■ Job
Return every record exactly as written.

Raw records
- - - - - - -
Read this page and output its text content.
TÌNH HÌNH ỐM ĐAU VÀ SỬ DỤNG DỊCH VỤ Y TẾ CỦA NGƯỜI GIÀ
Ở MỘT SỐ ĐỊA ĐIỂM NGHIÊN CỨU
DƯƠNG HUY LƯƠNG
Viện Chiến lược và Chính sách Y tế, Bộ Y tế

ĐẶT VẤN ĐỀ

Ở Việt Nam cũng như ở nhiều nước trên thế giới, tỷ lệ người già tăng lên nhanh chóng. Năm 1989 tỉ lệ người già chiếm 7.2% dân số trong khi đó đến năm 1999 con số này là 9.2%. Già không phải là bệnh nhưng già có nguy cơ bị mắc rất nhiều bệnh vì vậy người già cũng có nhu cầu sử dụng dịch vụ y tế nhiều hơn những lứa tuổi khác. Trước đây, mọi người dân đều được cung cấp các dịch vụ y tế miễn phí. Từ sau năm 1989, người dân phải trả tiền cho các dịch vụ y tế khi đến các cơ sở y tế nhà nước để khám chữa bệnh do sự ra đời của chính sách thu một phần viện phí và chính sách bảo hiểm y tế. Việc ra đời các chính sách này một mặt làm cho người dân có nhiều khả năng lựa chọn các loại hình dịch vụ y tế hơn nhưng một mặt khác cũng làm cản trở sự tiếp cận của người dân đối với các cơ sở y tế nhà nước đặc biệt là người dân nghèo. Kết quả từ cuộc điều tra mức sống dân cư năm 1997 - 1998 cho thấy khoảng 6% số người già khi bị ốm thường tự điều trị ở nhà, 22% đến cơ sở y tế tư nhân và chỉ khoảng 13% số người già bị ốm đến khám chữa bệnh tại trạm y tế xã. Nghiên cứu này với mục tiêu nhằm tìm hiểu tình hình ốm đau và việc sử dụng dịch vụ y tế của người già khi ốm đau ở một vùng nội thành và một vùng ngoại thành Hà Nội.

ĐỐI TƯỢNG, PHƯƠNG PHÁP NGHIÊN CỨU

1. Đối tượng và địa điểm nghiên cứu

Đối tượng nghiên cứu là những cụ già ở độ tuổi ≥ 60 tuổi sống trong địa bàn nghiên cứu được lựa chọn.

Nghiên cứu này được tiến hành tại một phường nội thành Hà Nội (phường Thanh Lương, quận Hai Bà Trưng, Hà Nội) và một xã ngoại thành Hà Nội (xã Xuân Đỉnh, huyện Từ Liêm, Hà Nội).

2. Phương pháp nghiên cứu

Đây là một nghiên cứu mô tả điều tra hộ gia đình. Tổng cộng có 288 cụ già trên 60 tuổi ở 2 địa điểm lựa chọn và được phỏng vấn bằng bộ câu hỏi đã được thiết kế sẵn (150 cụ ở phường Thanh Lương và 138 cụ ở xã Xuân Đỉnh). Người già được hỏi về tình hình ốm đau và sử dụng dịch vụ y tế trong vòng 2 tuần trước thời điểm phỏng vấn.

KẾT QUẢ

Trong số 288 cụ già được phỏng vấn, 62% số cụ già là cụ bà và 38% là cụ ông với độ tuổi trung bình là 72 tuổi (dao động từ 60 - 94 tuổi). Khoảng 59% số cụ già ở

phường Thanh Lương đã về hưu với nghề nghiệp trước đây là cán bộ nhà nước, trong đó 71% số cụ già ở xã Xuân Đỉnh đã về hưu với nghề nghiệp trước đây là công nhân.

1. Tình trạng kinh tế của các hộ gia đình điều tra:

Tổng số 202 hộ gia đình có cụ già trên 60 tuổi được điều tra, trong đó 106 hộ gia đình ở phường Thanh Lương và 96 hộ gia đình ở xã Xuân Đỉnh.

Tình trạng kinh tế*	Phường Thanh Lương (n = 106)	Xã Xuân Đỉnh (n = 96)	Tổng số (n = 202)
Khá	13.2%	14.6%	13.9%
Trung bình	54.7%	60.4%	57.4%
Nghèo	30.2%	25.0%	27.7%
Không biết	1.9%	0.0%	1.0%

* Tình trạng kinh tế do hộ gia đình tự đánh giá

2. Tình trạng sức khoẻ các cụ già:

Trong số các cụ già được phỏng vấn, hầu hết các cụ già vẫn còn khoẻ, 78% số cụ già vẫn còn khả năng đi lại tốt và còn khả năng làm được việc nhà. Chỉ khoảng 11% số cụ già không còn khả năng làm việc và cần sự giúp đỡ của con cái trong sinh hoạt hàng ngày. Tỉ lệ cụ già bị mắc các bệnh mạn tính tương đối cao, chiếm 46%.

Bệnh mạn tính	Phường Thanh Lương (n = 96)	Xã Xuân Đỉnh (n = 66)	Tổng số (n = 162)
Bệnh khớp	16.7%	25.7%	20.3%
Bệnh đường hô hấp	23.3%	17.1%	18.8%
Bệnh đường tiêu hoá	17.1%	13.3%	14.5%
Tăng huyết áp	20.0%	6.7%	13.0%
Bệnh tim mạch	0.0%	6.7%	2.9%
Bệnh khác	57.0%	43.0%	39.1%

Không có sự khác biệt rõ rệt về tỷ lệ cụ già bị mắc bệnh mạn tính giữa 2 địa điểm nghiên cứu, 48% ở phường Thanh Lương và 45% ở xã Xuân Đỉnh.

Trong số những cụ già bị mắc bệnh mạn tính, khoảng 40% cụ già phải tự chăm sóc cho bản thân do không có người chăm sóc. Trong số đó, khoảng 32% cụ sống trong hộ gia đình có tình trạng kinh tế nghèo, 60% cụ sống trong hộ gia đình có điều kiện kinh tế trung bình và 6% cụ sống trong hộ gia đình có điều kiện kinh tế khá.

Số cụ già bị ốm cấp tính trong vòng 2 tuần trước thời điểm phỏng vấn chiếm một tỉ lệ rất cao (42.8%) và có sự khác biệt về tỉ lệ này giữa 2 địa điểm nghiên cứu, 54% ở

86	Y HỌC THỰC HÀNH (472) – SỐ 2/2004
- - - - - - -
■ Task result
Read this page and output its text content.
TÌNH HÌNH ỐM ĐAU VÀ SỬ DỤNG DỊCH VỤ Y TẾ CỦA NGƯỜI GIÀ
Ở MỘT SỐ ĐỊA ĐIỂM NGHIÊN CỨU
DƯƠNG HUY LƯƠNG
Viện Chiến lược và Chính sách Y tế, Bộ Y tế

ĐẶT VẤN ĐỀ

Ở Việt Nam cũng như ở nhiều nước trên thế giới, tỷ lệ người già tăng lên nhanh chóng. Năm 1989 tỉ lệ người già chiếm 7.2% dân số trong khi đó đến năm 1999 con số này là 9.2%. Già không phải là bệnh nhưng già có nguy cơ bị mắc rất nhiều bệnh vì vậy người già cũng có nhu cầu sử dụng dịch vụ y tế nhiều hơn những lứa tuổi khác. Trước đây, mọi người dân đều được cung cấp các dịch vụ y tế miễn phí. Từ sau năm 1989, người dân phải trả tiền cho các dịch vụ y tế khi đến các cơ sở y tế nhà nước để khám chữa bệnh do sự ra đời của chính sách thu một phần viện phí và chính sách bảo hiểm y tế. Việc ra đời các chính sách này một mặt làm cho người dân có nhiều khả năng lựa chọn các loại hình dịch vụ y tế hơn nhưng một mặt khác cũng làm cản trở sự tiếp cận của người dân đối với các cơ sở y tế nhà nước đặc biệt là người dân nghèo. Kết quả từ cuộc điều tra mức sống dân cư năm 1997 - 1998 cho thấy khoảng 6% số người già khi bị ốm thường tự điều trị ở nhà, 22% đến cơ sở y tế tư nhân và chỉ khoảng 13% số người già bị ốm đến khám chữa bệnh tại trạm y tế xã. Nghiên cứu này với mục tiêu nhằm tìm hiểu tình hình ốm đau và việc sử dụng dịch vụ y tế của người già khi ốm đau ở một vùng nội thành và một vùng ngoại thành Hà Nội.

ĐỐI TƯỢNG, PHƯƠNG PHÁP NGHIÊN CỨU

1. Đối tượng và địa điểm nghiên cứu

Đối tượng nghiên cứu là những cụ già ở độ tuổi ≥ 60 tuổi sống trong địa bàn nghiên cứu được lựa chọn.

Nghiên cứu này được tiến hành tại một phường nội thành Hà Nội (phường Thanh Lương, quận Hai Bà Trưng, Hà Nội) và một xã ngoại thành Hà Nội (xã Xuân Đỉnh, huyện Từ Liêm, Hà Nội).

2. Phương pháp nghiên cứu

Đây là một nghiên cứu mô tả điều tra hộ gia đình. Tổng cộng có 288 cụ già trên 60 tuổi ở 2 địa điểm lựa chọn và được phỏng vấn bằng bộ câu hỏi đã được thiết kế sẵn (150 cụ ở phường Thanh Lương và 138 cụ ở xã Xuân Đỉnh). Người già được hỏi về tình hình ốm đau và sử dụng dịch vụ y tế trong vòng 2 tuần trước thời điểm phỏng vấn.

KẾT QUẢ

Trong số 288 cụ già được phỏng vấn, 62% số cụ già là cụ bà và 38% là cụ ông với độ tuổi trung bình là 72 tuổi (dao động từ 60 - 94 tuổi). Khoảng 59% số cụ già ở

phường Thanh Lương đã về hưu với nghề nghiệp trước đây là cán bộ nhà nước, trong đó 71% số cụ già ở xã Xuân Đỉnh đã về hưu với nghề nghiệp trước đây là công nhân.

1. Tình trạng kinh tế của các hộ gia đình điều tra:

Tổng số 202 hộ gia đình có cụ già trên 60 tuổi được điều tra, trong đó 106 hộ gia đình ở phường Thanh Lương và 96 hộ gia đình ở xã Xuân Đỉnh.

Tình trạng kinh tế*	Phường Thanh Lương (n = 106)	Xã Xuân Đỉnh (n = 96)	Tổng số (n = 202)
Khá	13.2%	14.6%	13.9%
Trung bình	54.7%	60.4%	57.4%
Nghèo	30.2%	25.0%	27.7%
Không biết	1.9%	0.0%	1.0%

* Tình trạng kinh tế do hộ gia đình tự đánh giá

2. Tình trạng sức khoẻ các cụ già:

Trong số các cụ già được phỏng vấn, hầu hết các cụ già vẫn còn khoẻ, 78% số cụ già vẫn còn khả năng đi lại tốt và còn khả năng làm được việc nhà. Chỉ khoảng 11% số cụ già không còn khả năng làm việc và cần sự giúp đỡ của con cái trong sinh hoạt hàng ngày. Tỉ lệ cụ già bị mắc các bệnh mạn tính tương đối cao, chiếm 46%.

Bệnh mạn tính	Phường Thanh Lương (n = 96)	Xã Xuân Đỉnh (n = 66)	Tổng số (n = 162)
Bệnh khớp	16.7%	25.7%	20.3%
Bệnh đường hô hấp	23.3%	17.1%	18.8%
Bệnh đường tiêu hoá	17.1%	13.3%	14.5%
Tăng huyết áp	20.0%	6.7%	13.0%
Bệnh tim mạch	0.0%	6.7%	2.9%
Bệnh khác	57.0%	43.0%	39.1%

Không có sự khác biệt rõ rệt về tỷ lệ cụ già bị mắc bệnh mạn tính giữa 2 địa điểm nghiên cứu, 48% ở phường Thanh Lương và 45% ở xã Xuân Đỉnh.

Trong số những cụ già bị mắc bệnh mạn tính, khoảng 40% cụ già phải tự chăm sóc cho bản thân do không có người chăm sóc. Trong số đó, khoảng 32% cụ sống trong hộ gia đình có tình trạng kinh tế nghèo, 60% cụ sống trong hộ gia đình có điều kiện kinh tế trung bình và 6% cụ sống trong hộ gia đình có điều kiện kinh tế khá.

Số cụ già bị ốm cấp tính trong vòng 2 tuần trước thời điểm phỏng vấn chiếm một tỉ lệ rất cao (42.8%) và có sự khác biệt về tỉ lệ này giữa 2 địa điểm nghiên cứu, 54% ở

86	Y HỌC THỰC HÀNH (472) – SỐ 2/2004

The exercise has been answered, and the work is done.